→ **Written problem**: Go through the data below. List every line that holds the word "chrome".

** Begin Material supplied **

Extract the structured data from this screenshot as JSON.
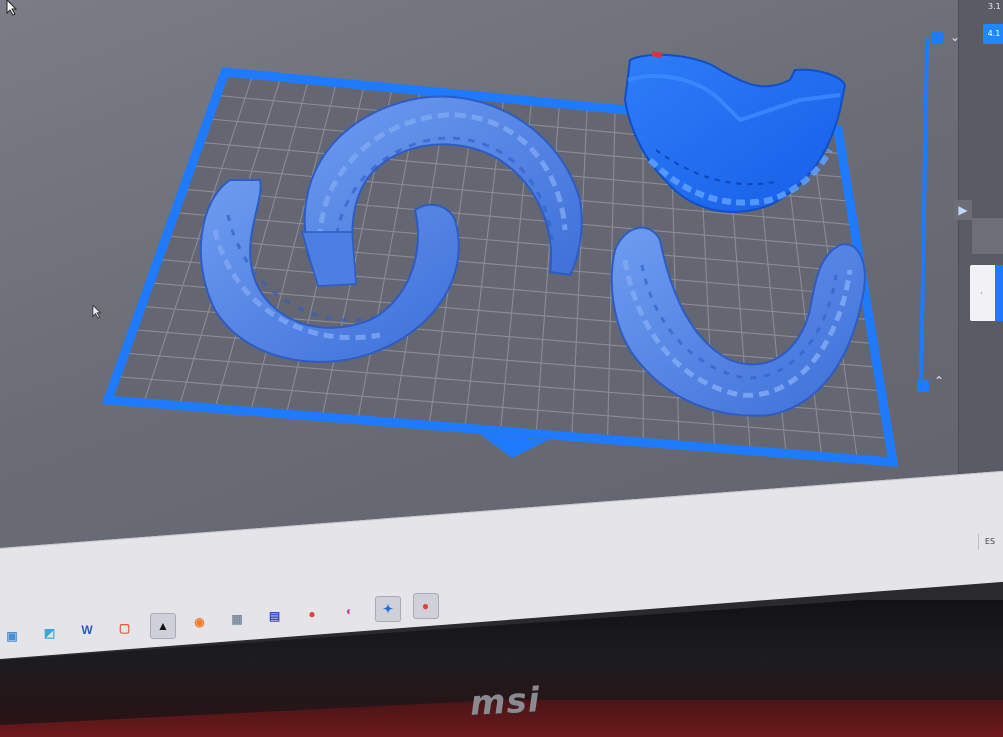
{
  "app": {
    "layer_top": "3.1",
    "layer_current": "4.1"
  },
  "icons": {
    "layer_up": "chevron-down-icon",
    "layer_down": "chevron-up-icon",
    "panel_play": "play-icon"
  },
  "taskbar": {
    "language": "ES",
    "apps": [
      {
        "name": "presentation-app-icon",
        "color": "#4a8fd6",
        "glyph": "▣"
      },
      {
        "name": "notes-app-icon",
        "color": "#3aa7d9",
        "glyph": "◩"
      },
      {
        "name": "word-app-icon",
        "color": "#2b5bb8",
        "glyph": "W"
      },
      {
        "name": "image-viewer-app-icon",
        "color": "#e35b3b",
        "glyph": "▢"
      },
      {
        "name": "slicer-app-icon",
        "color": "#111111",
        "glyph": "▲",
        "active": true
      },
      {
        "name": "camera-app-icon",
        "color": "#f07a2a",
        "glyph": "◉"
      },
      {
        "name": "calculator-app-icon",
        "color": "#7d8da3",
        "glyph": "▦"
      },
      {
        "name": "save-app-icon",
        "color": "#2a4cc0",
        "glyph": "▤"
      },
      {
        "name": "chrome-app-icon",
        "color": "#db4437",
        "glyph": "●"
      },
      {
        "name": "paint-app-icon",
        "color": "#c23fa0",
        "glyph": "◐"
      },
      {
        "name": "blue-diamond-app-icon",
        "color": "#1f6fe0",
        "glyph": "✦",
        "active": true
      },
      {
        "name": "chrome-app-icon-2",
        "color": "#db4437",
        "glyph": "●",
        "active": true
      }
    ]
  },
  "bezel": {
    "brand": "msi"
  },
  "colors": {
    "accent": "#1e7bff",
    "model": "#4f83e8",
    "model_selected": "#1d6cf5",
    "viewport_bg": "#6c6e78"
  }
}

** End Material supplied **

→ **Output below**:
        "name": "chrome-app-icon",
        "name": "chrome-app-icon-2",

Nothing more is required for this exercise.